WORK TO COMPLETE:
Filter the entries down to the lines holding "event", then copy those lines.

Data excerpts:
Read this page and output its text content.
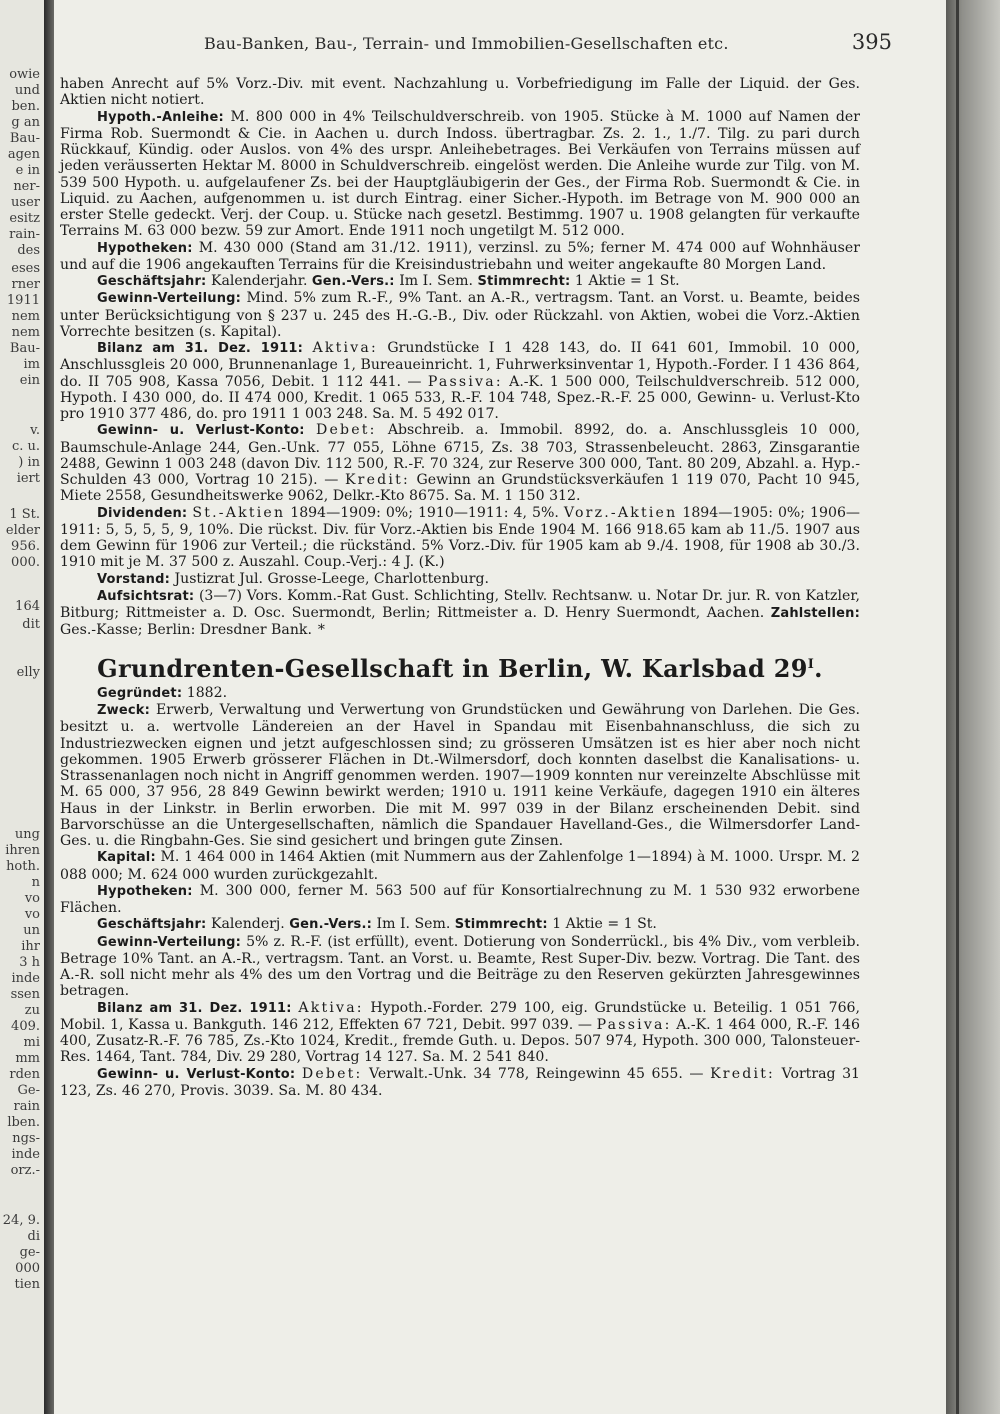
owie
und
ben.
g an
Bau-
agen
e in
ner-
user
esitz
rain-
des
eses
rner
1911
nem
nem
Bau-
im
ein
v.
c. u.
) in
iert
1 St.
elder
956.
000.
164
dit
elly
ung
ihren
hoth.
n
vo
vo
un
ihr
3 h
inde
ssen
zu
409.
mi
mm
rden
Ge-
rain
lben.
ngs-
inde
orz.-
24, 9.
di
ge-
000
tien
Bau-Banken, Bau-, Terrain- und Immobilien-Gesellschaften etc.	395

haben Anrecht auf 5% Vorz.-Div. mit event. Nachzahlung u. Vorbefriedigung im Falle der Liquid. der Ges. Aktien nicht notiert.

Hypoth.-Anleihe: M. 800 000 in 4% Teilschuldverschreib. von 1905. Stücke à M. 1000 auf Namen der Firma Rob. Suermondt & Cie. in Aachen u. durch Indoss. übertragbar. Zs. 2. 1., 1./7. Tilg. zu pari durch Rückkauf, Kündig. oder Auslos. von 4% des urspr. Anleihebetrages. Bei Verkäufen von Terrains müssen auf jeden veräusserten Hektar M. 8000 in Schuldverschreib. eingelöst werden. Die Anleihe wurde zur Tilg. von M. 539 500 Hypoth. u. aufgelaufener Zs. bei der Hauptgläubigerin der Ges., der Firma Rob. Suermondt & Cie. in Liquid. zu Aachen, aufgenommen u. ist durch Eintrag. einer Sicher.-Hypoth. im Betrage von M. 900 000 an erster Stelle gedeckt. Verj. der Coup. u. Stücke nach gesetzl. Bestimmg. 1907 u. 1908 gelangten für verkaufte Terrains M. 63 000 bezw. 59 zur Amort. Ende 1911 noch ungetilgt M. 512 000.

Hypotheken: M. 430 000 (Stand am 31./12. 1911), verzinsl. zu 5%; ferner M. 474 000 auf Wohnhäuser und auf die 1906 angekauften Terrains für die Kreisindustriebahn und weiter angekaufte 80 Morgen Land.

Geschäftsjahr: Kalenderjahr. Gen.-Vers.: Im I. Sem. Stimmrecht: 1 Aktie = 1 St.

Gewinn-Verteilung: Mind. 5% zum R.-F., 9% Tant. an A.-R., vertragsm. Tant. an Vorst. u. Beamte, beides unter Berücksichtigung von § 237 u. 245 des H.-G.-B., Div. oder Rückzahl. von Aktien, wobei die Vorz.-Aktien Vorrechte besitzen (s. Kapital).

Bilanz am 31. Dez. 1911: Aktiva: Grundstücke I 1 428 143, do. II 641 601, Immobil. 10 000, Anschlussgleis 20 000, Brunnenanlage 1, Bureaueinricht. 1, Fuhrwerksinventar 1, Hypoth.-Forder. I 1 436 864, do. II 705 908, Kassa 7056, Debit. 1 112 441. — Passiva: A.-K. 1 500 000, Teilschuldverschreib. 512 000, Hypoth. I 430 000, do. II 474 000, Kredit. 1 065 533, R.-F. 104 748, Spez.-R.-F. 25 000, Gewinn- u. Verlust-Kto pro 1910 377 486, do. pro 1911 1 003 248. Sa. M. 5 492 017.

Gewinn- u. Verlust-Konto: Debet: Abschreib. a. Immobil. 8992, do. a. Anschlussgleis 10 000, Baumschule-Anlage 244, Gen.-Unk. 77 055, Löhne 6715, Zs. 38 703, Strassenbeleucht. 2863, Zinsgarantie 2488, Gewinn 1 003 248 (davon Div. 112 500, R.-F. 70 324, zur Reserve 300 000, Tant. 80 209, Abzahl. a. Hyp.-Schulden 43 000, Vortrag 10 215). — Kredit: Gewinn an Grundstücksverkäufen 1 119 070, Pacht 10 945, Miete 2558, Gesundheitswerke 9062, Delkr.-Kto 8675. Sa. M. 1 150 312.

Dividenden: St.-Aktien 1894—1909: 0%; 1910—1911: 4, 5%. Vorz.-Aktien 1894—1905: 0%; 1906—1911: 5, 5, 5, 5, 9, 10%. Die rückst. Div. für Vorz.-Aktien bis Ende 1904 M. 166 918.65 kam ab 11./5. 1907 aus dem Gewinn für 1906 zur Verteil.; die rückständ. 5% Vorz.-Div. für 1905 kam ab 9./4. 1908, für 1908 ab 30./3. 1910 mit je M. 37 500 z. Auszahl. Coup.-Verj.: 4 J. (K.)

Vorstand: Justizrat Jul. Grosse-Leege, Charlottenburg.

Aufsichtsrat: (3—7) Vors. Komm.-Rat Gust. Schlichting, Stellv. Rechtsanw. u. Notar Dr. jur. R. von Katzler, Bitburg; Rittmeister a. D. Osc. Suermondt, Berlin; Rittmeister a. D. Henry Suermondt, Aachen. Zahlstellen: Ges.-Kasse; Berlin: Dresdner Bank. *

Grundrenten-Gesellschaft in Berlin, W. Karlsbad $29^I$.

Gegründet: 1882.

Zweck: Erwerb, Verwaltung und Verwertung von Grundstücken und Gewährung von Darlehen. Die Ges. besitzt u. a. wertvolle Ländereien an der Havel in Spandau mit Eisenbahnanschluss, die sich zu Industriezwecken eignen und jetzt aufgeschlossen sind; zu grösseren Umsätzen ist es hier aber noch nicht gekommen. 1905 Erwerb grösserer Flächen in Dt.-Wilmersdorf, doch konnten daselbst die Kanalisations- u. Strassenanlagen noch nicht in Angriff genommen werden. 1907—1909 konnten nur vereinzelte Abschlüsse mit M. 65 000, 37 956, 28 849 Gewinn bewirkt werden; 1910 u. 1911 keine Verkäufe, dagegen 1910 ein älteres Haus in der Linkstr. in Berlin erworben. Die mit M. 997 039 in der Bilanz erscheinenden Debit. sind Barvorschüsse an die Untergesellschaften, nämlich die Spandauer Havelland-Ges., die Wilmersdorfer Land-Ges. u. die Ringbahn-Ges. Sie sind gesichert und bringen gute Zinsen.

Kapital: M. 1 464 000 in 1464 Aktien (mit Nummern aus der Zahlenfolge 1—1894) à M. 1000. Urspr. M. 2 088 000; M. 624 000 wurden zurückgezahlt.

Hypotheken: M. 300 000, ferner M. 563 500 auf für Konsortialrechnung zu M. 1 530 932 erworbene Flächen.

Geschäftsjahr: Kalenderj. Gen.-Vers.: Im I. Sem. Stimmrecht: 1 Aktie = 1 St.

Gewinn-Verteilung: 5% z. R.-F. (ist erfüllt), event. Dotierung von Sonderrückl., bis 4% Div., vom verbleib. Betrage 10% Tant. an A.-R., vertragsm. Tant. an Vorst. u. Beamte, Rest Super-Div. bezw. Vortrag. Die Tant. des A.-R. soll nicht mehr als 4% des um den Vortrag und die Beiträge zu den Reserven gekürzten Jahresgewinnes betragen.

Bilanz am 31. Dez. 1911: Aktiva: Hypoth.-Forder. 279 100, eig. Grundstücke u. Beteilig. 1 051 766, Mobil. 1, Kassa u. Bankguth. 146 212, Effekten 67 721, Debit. 997 039. — Passiva: A.-K. 1 464 000, R.-F. 146 400, Zusatz-R.-F. 76 785, Zs.-Kto 1024, Kredit., fremde Guth. u. Depos. 507 974, Hypoth. 300 000, Talonsteuer-Res. 1464, Tant. 784, Div. 29 280, Vortrag 14 127. Sa. M. 2 541 840.

Gewinn- u. Verlust-Konto: Debet: Verwalt.-Unk. 34 778, Reingewinn 45 655. — Kredit: Vortrag 31 123, Zs. 46 270, Provis. 3039. Sa. M. 80 434.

RESPONSE AREA:
haben Anrecht auf 5% Vorz.-Div. mit event. Nachzahlung u. Vorbefriedigung im Falle der Liquid. der Ges. Aktien nicht notiert.
Gewinn-Verteilung: 5% z. R.-F. (ist erfüllt), event. Dotierung von Sonderrückl., bis 4% Div., vom verbleib. Betrage 10% Tant. an A.-R., vertragsm. Tant. an Vorst. u. Beamte, Rest Super-Div. bezw. Vortrag. Die Tant. des A.-R. soll nicht mehr als 4% des um den Vortrag und die Beiträge zu den Reserven gekürzten Jahresgewinnes betragen.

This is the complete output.